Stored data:

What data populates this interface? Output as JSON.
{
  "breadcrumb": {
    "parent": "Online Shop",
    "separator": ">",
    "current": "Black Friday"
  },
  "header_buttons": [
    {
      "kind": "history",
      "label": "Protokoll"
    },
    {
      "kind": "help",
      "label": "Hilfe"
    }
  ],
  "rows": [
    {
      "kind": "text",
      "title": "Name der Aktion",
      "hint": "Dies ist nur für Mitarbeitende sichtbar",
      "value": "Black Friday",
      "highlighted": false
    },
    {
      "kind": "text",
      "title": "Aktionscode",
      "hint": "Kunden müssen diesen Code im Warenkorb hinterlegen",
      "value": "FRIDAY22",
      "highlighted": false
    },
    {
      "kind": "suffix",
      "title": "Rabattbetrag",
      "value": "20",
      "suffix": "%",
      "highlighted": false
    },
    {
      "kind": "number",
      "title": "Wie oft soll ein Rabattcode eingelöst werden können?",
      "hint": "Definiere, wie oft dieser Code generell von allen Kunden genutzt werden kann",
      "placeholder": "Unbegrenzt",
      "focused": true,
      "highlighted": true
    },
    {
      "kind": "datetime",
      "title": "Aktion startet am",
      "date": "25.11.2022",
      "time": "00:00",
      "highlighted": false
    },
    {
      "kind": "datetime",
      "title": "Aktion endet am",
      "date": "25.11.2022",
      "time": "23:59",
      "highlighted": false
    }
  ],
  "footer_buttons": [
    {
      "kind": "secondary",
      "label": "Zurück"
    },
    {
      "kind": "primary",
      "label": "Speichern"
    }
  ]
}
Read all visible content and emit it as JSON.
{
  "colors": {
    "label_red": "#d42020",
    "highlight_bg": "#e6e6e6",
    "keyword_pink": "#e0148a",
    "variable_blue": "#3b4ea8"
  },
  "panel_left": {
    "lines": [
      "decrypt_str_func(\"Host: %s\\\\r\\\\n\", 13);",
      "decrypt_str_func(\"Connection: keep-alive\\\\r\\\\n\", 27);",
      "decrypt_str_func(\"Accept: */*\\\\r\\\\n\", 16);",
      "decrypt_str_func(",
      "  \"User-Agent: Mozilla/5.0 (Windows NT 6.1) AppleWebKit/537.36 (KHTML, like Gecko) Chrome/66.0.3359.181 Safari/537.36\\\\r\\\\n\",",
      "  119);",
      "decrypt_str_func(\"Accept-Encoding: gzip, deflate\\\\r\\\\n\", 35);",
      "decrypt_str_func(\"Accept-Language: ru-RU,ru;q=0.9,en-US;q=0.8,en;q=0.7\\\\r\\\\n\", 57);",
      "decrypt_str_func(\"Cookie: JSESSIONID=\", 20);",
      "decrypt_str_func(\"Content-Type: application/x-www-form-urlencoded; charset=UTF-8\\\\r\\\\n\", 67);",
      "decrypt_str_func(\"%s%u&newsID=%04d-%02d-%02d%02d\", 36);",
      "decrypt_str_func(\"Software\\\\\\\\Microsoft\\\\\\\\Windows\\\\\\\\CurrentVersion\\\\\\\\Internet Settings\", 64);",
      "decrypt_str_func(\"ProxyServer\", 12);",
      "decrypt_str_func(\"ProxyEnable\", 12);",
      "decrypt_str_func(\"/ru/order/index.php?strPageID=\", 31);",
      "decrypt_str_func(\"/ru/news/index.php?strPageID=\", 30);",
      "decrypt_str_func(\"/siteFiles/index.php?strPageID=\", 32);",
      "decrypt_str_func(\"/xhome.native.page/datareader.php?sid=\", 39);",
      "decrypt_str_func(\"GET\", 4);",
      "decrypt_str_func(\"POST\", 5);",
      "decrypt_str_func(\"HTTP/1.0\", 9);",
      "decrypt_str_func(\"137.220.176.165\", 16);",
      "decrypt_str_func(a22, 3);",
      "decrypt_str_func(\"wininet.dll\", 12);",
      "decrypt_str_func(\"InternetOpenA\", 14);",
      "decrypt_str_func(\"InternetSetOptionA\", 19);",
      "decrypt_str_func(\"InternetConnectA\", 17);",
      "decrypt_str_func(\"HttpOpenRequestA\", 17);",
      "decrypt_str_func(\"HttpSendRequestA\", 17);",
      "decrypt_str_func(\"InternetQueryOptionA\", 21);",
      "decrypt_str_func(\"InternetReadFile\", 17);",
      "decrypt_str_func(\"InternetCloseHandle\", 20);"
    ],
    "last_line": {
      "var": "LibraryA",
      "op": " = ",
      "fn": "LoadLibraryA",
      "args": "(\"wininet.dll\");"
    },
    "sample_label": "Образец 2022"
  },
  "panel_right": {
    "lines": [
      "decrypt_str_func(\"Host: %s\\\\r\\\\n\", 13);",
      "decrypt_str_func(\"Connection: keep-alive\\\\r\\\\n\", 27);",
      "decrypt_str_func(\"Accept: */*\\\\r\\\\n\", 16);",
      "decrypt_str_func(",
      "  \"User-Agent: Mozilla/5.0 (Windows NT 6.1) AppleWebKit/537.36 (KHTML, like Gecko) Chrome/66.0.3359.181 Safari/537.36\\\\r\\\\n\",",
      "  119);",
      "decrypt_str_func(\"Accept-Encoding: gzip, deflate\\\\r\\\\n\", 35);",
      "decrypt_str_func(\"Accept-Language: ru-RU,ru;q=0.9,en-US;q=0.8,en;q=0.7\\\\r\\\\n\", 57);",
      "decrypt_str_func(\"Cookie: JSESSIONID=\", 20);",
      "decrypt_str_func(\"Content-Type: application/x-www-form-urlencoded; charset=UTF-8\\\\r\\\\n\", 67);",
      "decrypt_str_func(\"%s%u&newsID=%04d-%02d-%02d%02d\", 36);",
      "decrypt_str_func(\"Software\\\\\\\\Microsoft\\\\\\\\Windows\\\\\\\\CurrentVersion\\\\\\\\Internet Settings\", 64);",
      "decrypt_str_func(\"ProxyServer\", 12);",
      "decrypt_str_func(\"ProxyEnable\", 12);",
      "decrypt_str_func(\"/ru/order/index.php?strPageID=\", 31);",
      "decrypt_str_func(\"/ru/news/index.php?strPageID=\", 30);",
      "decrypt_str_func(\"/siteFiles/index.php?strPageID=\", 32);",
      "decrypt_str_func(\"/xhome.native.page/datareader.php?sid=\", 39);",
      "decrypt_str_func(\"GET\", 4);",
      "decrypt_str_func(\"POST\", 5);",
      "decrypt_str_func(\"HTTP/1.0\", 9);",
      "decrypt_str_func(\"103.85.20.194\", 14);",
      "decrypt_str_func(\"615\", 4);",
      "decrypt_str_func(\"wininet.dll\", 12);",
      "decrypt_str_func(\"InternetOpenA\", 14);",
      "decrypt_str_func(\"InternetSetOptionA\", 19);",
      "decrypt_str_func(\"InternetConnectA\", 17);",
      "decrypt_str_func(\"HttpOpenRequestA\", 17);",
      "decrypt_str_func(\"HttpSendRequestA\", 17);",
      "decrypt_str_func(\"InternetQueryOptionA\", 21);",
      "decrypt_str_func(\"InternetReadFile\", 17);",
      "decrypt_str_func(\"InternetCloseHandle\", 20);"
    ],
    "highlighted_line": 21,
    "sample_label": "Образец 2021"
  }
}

## EXERCISE INSTRUCTIONS:
Print all the data exactly.

## REPLY:
What data populates this interface? Output as JSON.
{
  "breadcrumb": {
    "parent": "Online Shop",
    "separator": ">",
    "current": "Black Friday"
  },
  "header_buttons": [
    {
      "kind": "history",
      "label": "Protokoll"
    },
    {
      "kind": "help",
      "label": "Hilfe"
    }
  ],
  "rows": [
    {
      "kind": "text",
      "title": "Name der Aktion",
      "hint": "Dies ist nur für Mitarbeitende sichtbar",
      "value": "Black Friday",
      "highlighted": false
    },
    {
      "kind": "text",
      "title": "Aktionscode",
      "hint": "Kunden müssen diesen Code im Warenkorb hinterlegen",
      "value": "FRIDAY22",
      "highlighted": false
    },
    {
      "kind": "suffix",
      "title": "Rabattbetrag",
      "value": "20",
      "suffix": "%",
      "highlighted": false
    },
    {
      "kind": "number",
      "title": "Wie oft soll ein Rabattcode eingelöst werden können?",
      "hint": "Definiere, wie oft dieser Code generell von allen Kunden genutzt werden kann",
      "placeholder": "Unbegrenzt",
      "focused": true,
      "highlighted": true
    },
    {
      "kind": "datetime",
      "title": "Aktion startet am",
      "date": "25.11.2022",
      "time": "00:00",
      "highlighted": false
    },
    {
      "kind": "datetime",
      "title": "Aktion endet am",
      "date": "25.11.2022",
      "time": "23:59",
      "highlighted": false
    }
  ],
  "footer_buttons": [
    {
      "kind": "secondary",
      "label": "Zurück"
    },
    {
      "kind": "primary",
      "label": "Speichern"
    }
  ]
}
Read all visible content and emit it as JSON.
{
  "colors": {
    "label_red": "#d42020",
    "highlight_bg": "#e6e6e6",
    "keyword_pink": "#e0148a",
    "variable_blue": "#3b4ea8"
  },
  "panel_left": {
    "lines": [
      "decrypt_str_func(\"Host: %s\\\\r\\\\n\", 13);",
      "decrypt_str_func(\"Connection: keep-alive\\\\r\\\\n\", 27);",
      "decrypt_str_func(\"Accept: */*\\\\r\\\\n\", 16);",
      "decrypt_str_func(",
      "  \"User-Agent: Mozilla/5.0 (Windows NT 6.1) AppleWebKit/537.36 (KHTML, like Gecko) Chrome/66.0.3359.181 Safari/537.36\\\\r\\\\n\",",
      "  119);",
      "decrypt_str_func(\"Accept-Encoding: gzip, deflate\\\\r\\\\n\", 35);",
      "decrypt_str_func(\"Accept-Language: ru-RU,ru;q=0.9,en-US;q=0.8,en;q=0.7\\\\r\\\\n\", 57);",
      "decrypt_str_func(\"Cookie: JSESSIONID=\", 20);",
      "decrypt_str_func(\"Content-Type: application/x-www-form-urlencoded; charset=UTF-8\\\\r\\\\n\", 67);",
      "decrypt_str_func(\"%s%u&newsID=%04d-%02d-%02d%02d\", 36);",
      "decrypt_str_func(\"Software\\\\\\\\Microsoft\\\\\\\\Windows\\\\\\\\CurrentVersion\\\\\\\\Internet Settings\", 64);",
      "decrypt_str_func(\"ProxyServer\", 12);",
      "decrypt_str_func(\"ProxyEnable\", 12);",
      "decrypt_str_func(\"/ru/order/index.php?strPageID=\", 31);",
      "decrypt_str_func(\"/ru/news/index.php?strPageID=\", 30);",
      "decrypt_str_func(\"/siteFiles/index.php?strPageID=\", 32);",
      "decrypt_str_func(\"/xhome.native.page/datareader.php?sid=\", 39);",
      "decrypt_str_func(\"GET\", 4);",
      "decrypt_str_func(\"POST\", 5);",
      "decrypt_str_func(\"HTTP/1.0\", 9);",
      "decrypt_str_func(\"137.220.176.165\", 16);",
      "decrypt_str_func(a22, 3);",
      "decrypt_str_func(\"wininet.dll\", 12);",
      "decrypt_str_func(\"InternetOpenA\", 14);",
      "decrypt_str_func(\"InternetSetOptionA\", 19);",
      "decrypt_str_func(\"InternetConnectA\", 17);",
      "decrypt_str_func(\"HttpOpenRequestA\", 17);",
      "decrypt_str_func(\"HttpSendRequestA\", 17);",
      "decrypt_str_func(\"InternetQueryOptionA\", 21);",
      "decrypt_str_func(\"InternetReadFile\", 17);",
      "decrypt_str_func(\"InternetCloseHandle\", 20);"
    ],
    "last_line": {
      "var": "LibraryA",
      "op": " = ",
      "fn": "LoadLibraryA",
      "args": "(\"wininet.dll\");"
    },
    "sample_label": "Образец 2022"
  },
  "panel_right": {
    "lines": [
      "decrypt_str_func(\"Host: %s\\\\r\\\\n\", 13);",
      "decrypt_str_func(\"Connection: keep-alive\\\\r\\\\n\", 27);",
      "decrypt_str_func(\"Accept: */*\\\\r\\\\n\", 16);",
      "decrypt_str_func(",
      "  \"User-Agent: Mozilla/5.0 (Windows NT 6.1) AppleWebKit/537.36 (KHTML, like Gecko) Chrome/66.0.3359.181 Safari/537.36\\\\r\\\\n\",",
      "  119);",
      "decrypt_str_func(\"Accept-Encoding: gzip, deflate\\\\r\\\\n\", 35);",
      "decrypt_str_func(\"Accept-Language: ru-RU,ru;q=0.9,en-US;q=0.8,en;q=0.7\\\\r\\\\n\", 57);",
      "decrypt_str_func(\"Cookie: JSESSIONID=\", 20);",
      "decrypt_str_func(\"Content-Type: application/x-www-form-urlencoded; charset=UTF-8\\\\r\\\\n\", 67);",
      "decrypt_str_func(\"%s%u&newsID=%04d-%02d-%02d%02d\", 36);",
      "decrypt_str_func(\"Software\\\\\\\\Microsoft\\\\\\\\Windows\\\\\\\\CurrentVersion\\\\\\\\Internet Settings\", 64);",
      "decrypt_str_func(\"ProxyServer\", 12);",
      "decrypt_str_func(\"ProxyEnable\", 12);",
      "decrypt_str_func(\"/ru/order/index.php?strPageID=\", 31);",
      "decrypt_str_func(\"/ru/news/index.php?strPageID=\", 30);",
      "decrypt_str_func(\"/siteFiles/index.php?strPageID=\", 32);",
      "decrypt_str_func(\"/xhome.native.page/datareader.php?sid=\", 39);",
      "decrypt_str_func(\"GET\", 4);",
      "decrypt_str_func(\"POST\", 5);",
      "decrypt_str_func(\"HTTP/1.0\", 9);",
      "decrypt_str_func(\"103.85.20.194\", 14);",
      "decrypt_str_func(\"615\", 4);",
      "decrypt_str_func(\"wininet.dll\", 12);",
      "decrypt_str_func(\"InternetOpenA\", 14);",
      "decrypt_str_func(\"InternetSetOptionA\", 19);",
      "decrypt_str_func(\"InternetConnectA\", 17);",
      "decrypt_str_func(\"HttpOpenRequestA\", 17);",
      "decrypt_str_func(\"HttpSendRequestA\", 17);",
      "decrypt_str_func(\"InternetQueryOptionA\", 21);",
      "decrypt_str_func(\"InternetReadFile\", 17);",
      "decrypt_str_func(\"InternetCloseHandle\", 20);"
    ],
    "highlighted_line": 21,
    "sample_label": "Образец 2021"
  }
}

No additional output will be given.